Instructions to follow - Quote the records below in full, exactly as given, with the images taken out.

Stored data:
╔══
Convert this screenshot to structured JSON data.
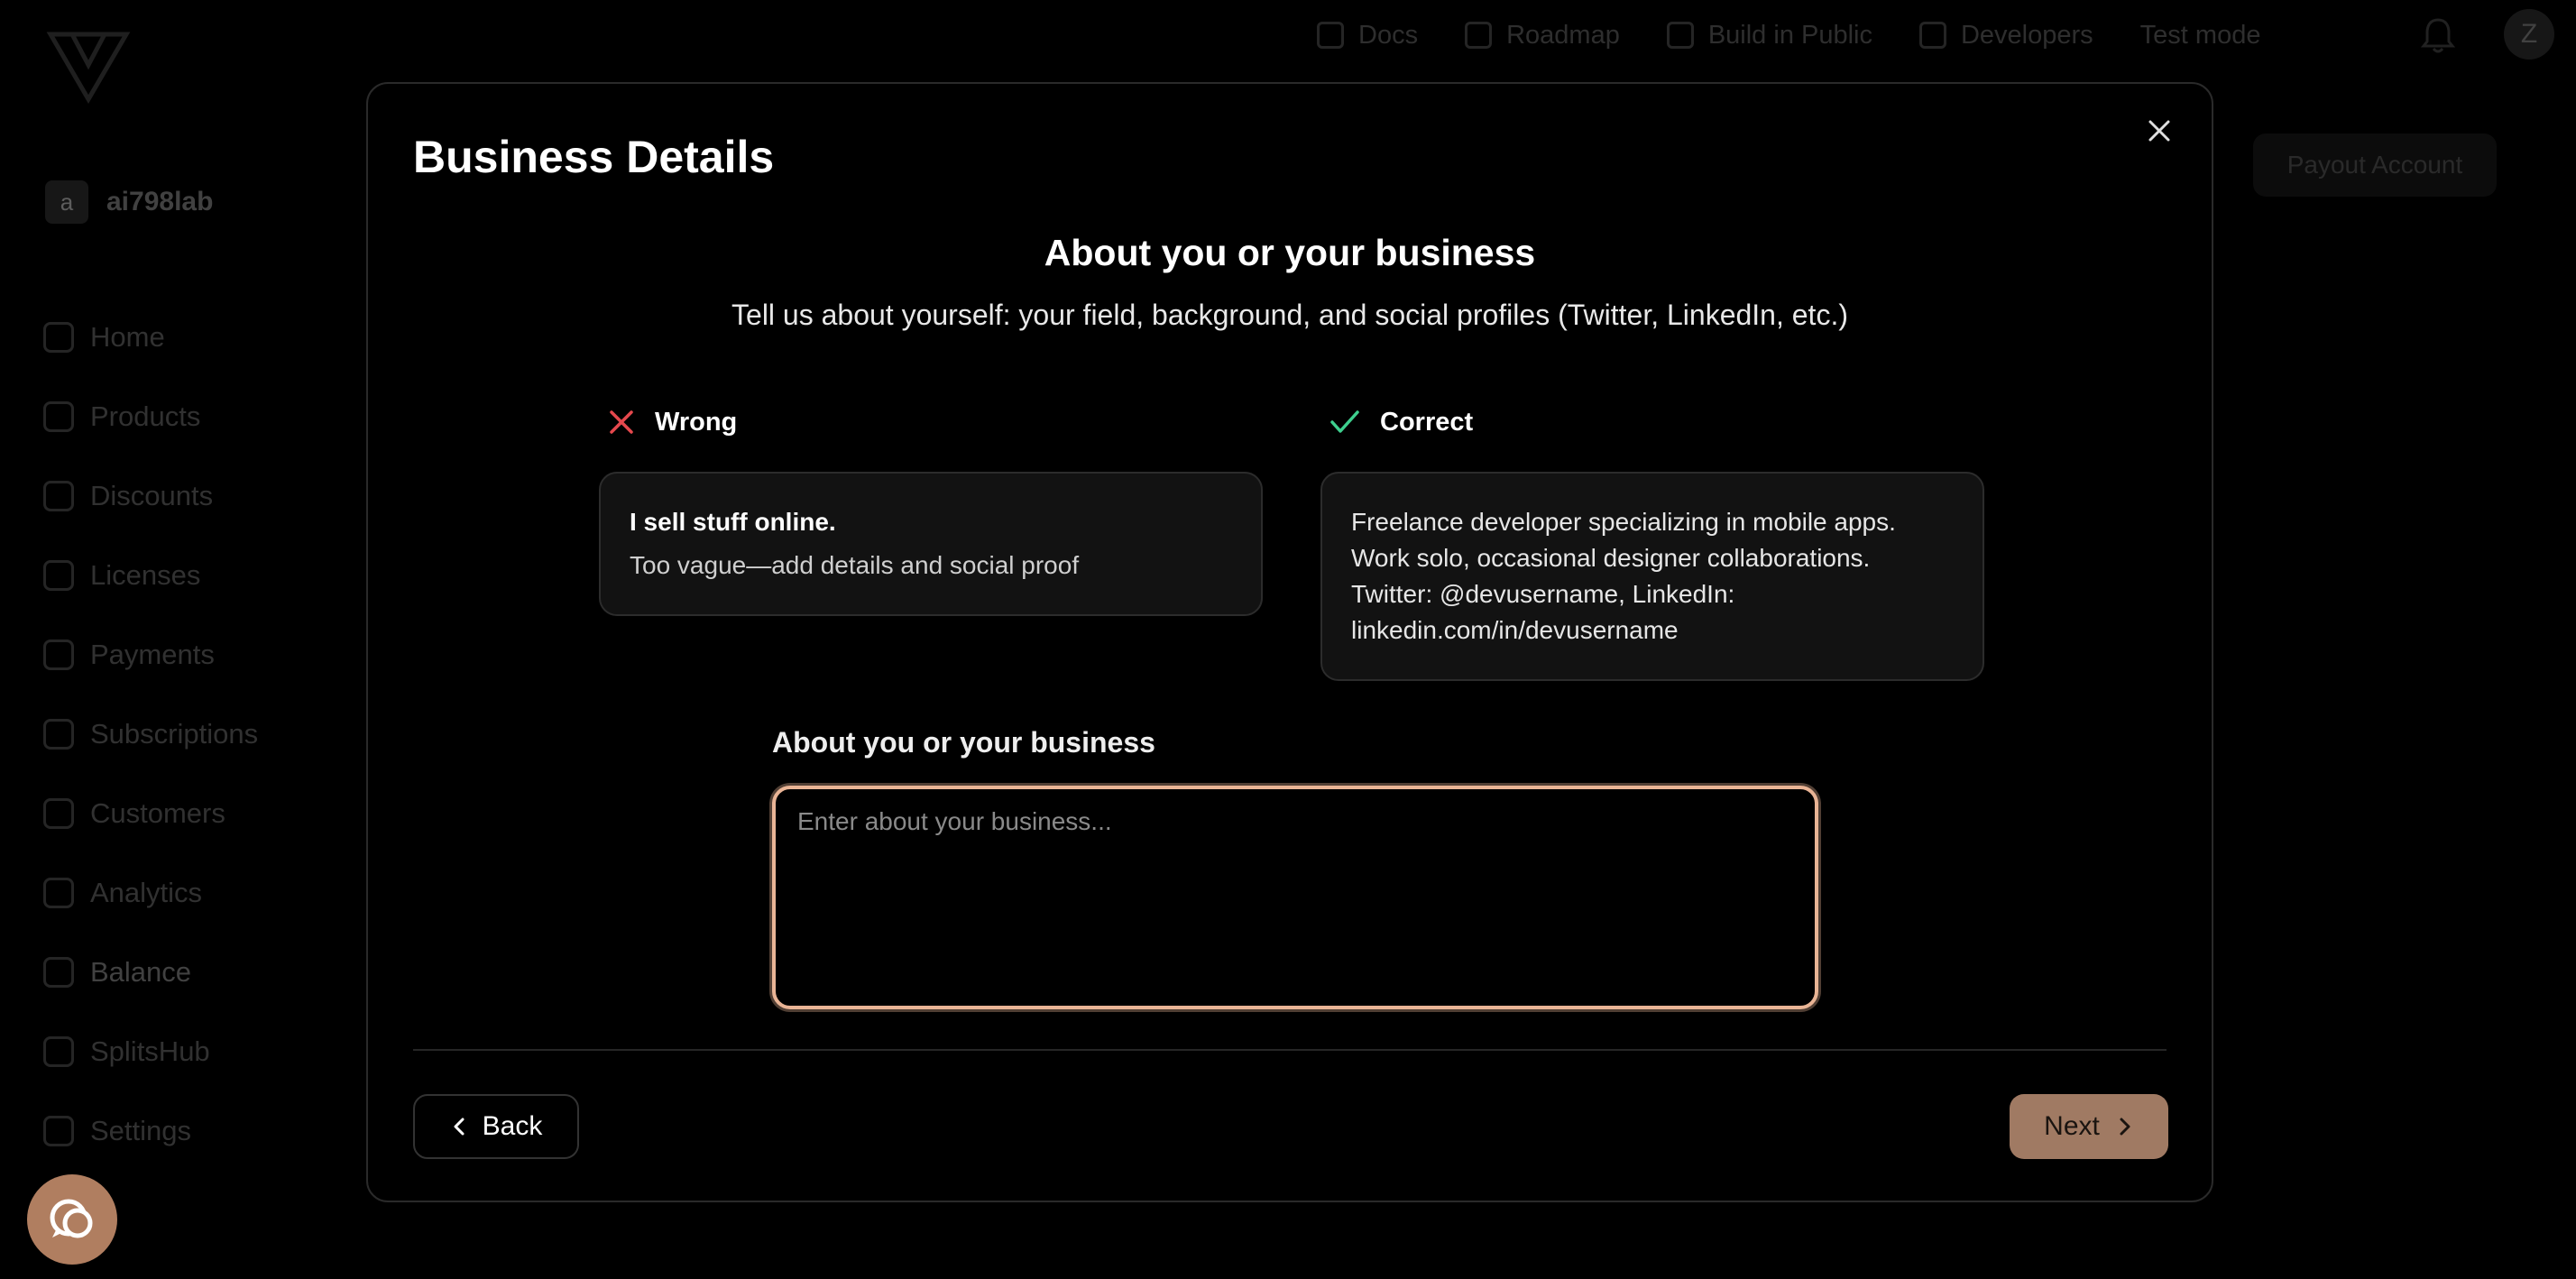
{
  "app": {
    "workspace": {
      "avatar_letter": "a",
      "name": "ai798lab"
    },
    "sidebar": {
      "items": [
        {
          "label": "Home",
          "icon": "home-icon"
        },
        {
          "label": "Products",
          "icon": "products-icon"
        },
        {
          "label": "Discounts",
          "icon": "discounts-icon"
        },
        {
          "label": "Licenses",
          "icon": "licenses-icon"
        },
        {
          "label": "Payments",
          "icon": "payments-icon"
        },
        {
          "label": "Subscriptions",
          "icon": "subscriptions-icon"
        },
        {
          "label": "Customers",
          "icon": "customers-icon"
        },
        {
          "label": "Analytics",
          "icon": "analytics-icon"
        },
        {
          "label": "Balance",
          "icon": "balance-icon"
        },
        {
          "label": "SplitsHub",
          "icon": "splitshub-icon"
        },
        {
          "label": "Settings",
          "icon": "settings-icon"
        }
      ]
    },
    "topnav": {
      "docs": "Docs",
      "roadmap": "Roadmap",
      "build_in_public": "Build in Public",
      "developers": "Developers",
      "test_mode": "Test mode"
    },
    "user_initial": "Z",
    "payout_button": "Payout Account"
  },
  "modal": {
    "title": "Business Details",
    "heading": "About you or your business",
    "subheading": "Tell us about yourself: your field, background, and social profiles (Twitter, LinkedIn, etc.)",
    "wrong": {
      "label": "Wrong",
      "title": "I sell stuff online.",
      "note": "Too vague—add details and social proof"
    },
    "correct": {
      "label": "Correct",
      "lines": [
        "Freelance developer specializing in mobile apps.",
        "Work solo, occasional designer collaborations.",
        "Twitter: @devusername, LinkedIn:",
        "linkedin.com/in/devusername"
      ]
    },
    "field_label": "About you or your business",
    "field_value": "",
    "field_placeholder": "Enter about your business...",
    "back_label": "Back",
    "next_label": "Next"
  },
  "colors": {
    "accent": "#a07a63",
    "focus_ring": "#e9b495",
    "wrong": "#e5484d",
    "correct": "#3ecf8e"
  }
}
╚══
Final answer -
Convert this screenshot to structured JSON data.
{
  "app": {
    "workspace": {
      "avatar_letter": "a",
      "name": "ai798lab"
    },
    "sidebar": {
      "items": [
        {
          "label": "Home",
          "icon": "home-icon"
        },
        {
          "label": "Products",
          "icon": "products-icon"
        },
        {
          "label": "Discounts",
          "icon": "discounts-icon"
        },
        {
          "label": "Licenses",
          "icon": "licenses-icon"
        },
        {
          "label": "Payments",
          "icon": "payments-icon"
        },
        {
          "label": "Subscriptions",
          "icon": "subscriptions-icon"
        },
        {
          "label": "Customers",
          "icon": "customers-icon"
        },
        {
          "label": "Analytics",
          "icon": "analytics-icon"
        },
        {
          "label": "Balance",
          "icon": "balance-icon"
        },
        {
          "label": "SplitsHub",
          "icon": "splitshub-icon"
        },
        {
          "label": "Settings",
          "icon": "settings-icon"
        }
      ]
    },
    "topnav": {
      "docs": "Docs",
      "roadmap": "Roadmap",
      "build_in_public": "Build in Public",
      "developers": "Developers",
      "test_mode": "Test mode"
    },
    "user_initial": "Z",
    "payout_button": "Payout Account"
  },
  "modal": {
    "title": "Business Details",
    "heading": "About you or your business",
    "subheading": "Tell us about yourself: your field, background, and social profiles (Twitter, LinkedIn, etc.)",
    "wrong": {
      "label": "Wrong",
      "title": "I sell stuff online.",
      "note": "Too vague—add details and social proof"
    },
    "correct": {
      "label": "Correct",
      "lines": [
        "Freelance developer specializing in mobile apps.",
        "Work solo, occasional designer collaborations.",
        "Twitter: @devusername, LinkedIn:",
        "linkedin.com/in/devusername"
      ]
    },
    "field_label": "About you or your business",
    "field_value": "",
    "field_placeholder": "Enter about your business...",
    "back_label": "Back",
    "next_label": "Next"
  },
  "colors": {
    "accent": "#a07a63",
    "focus_ring": "#e9b495",
    "wrong": "#e5484d",
    "correct": "#3ecf8e"
  }
}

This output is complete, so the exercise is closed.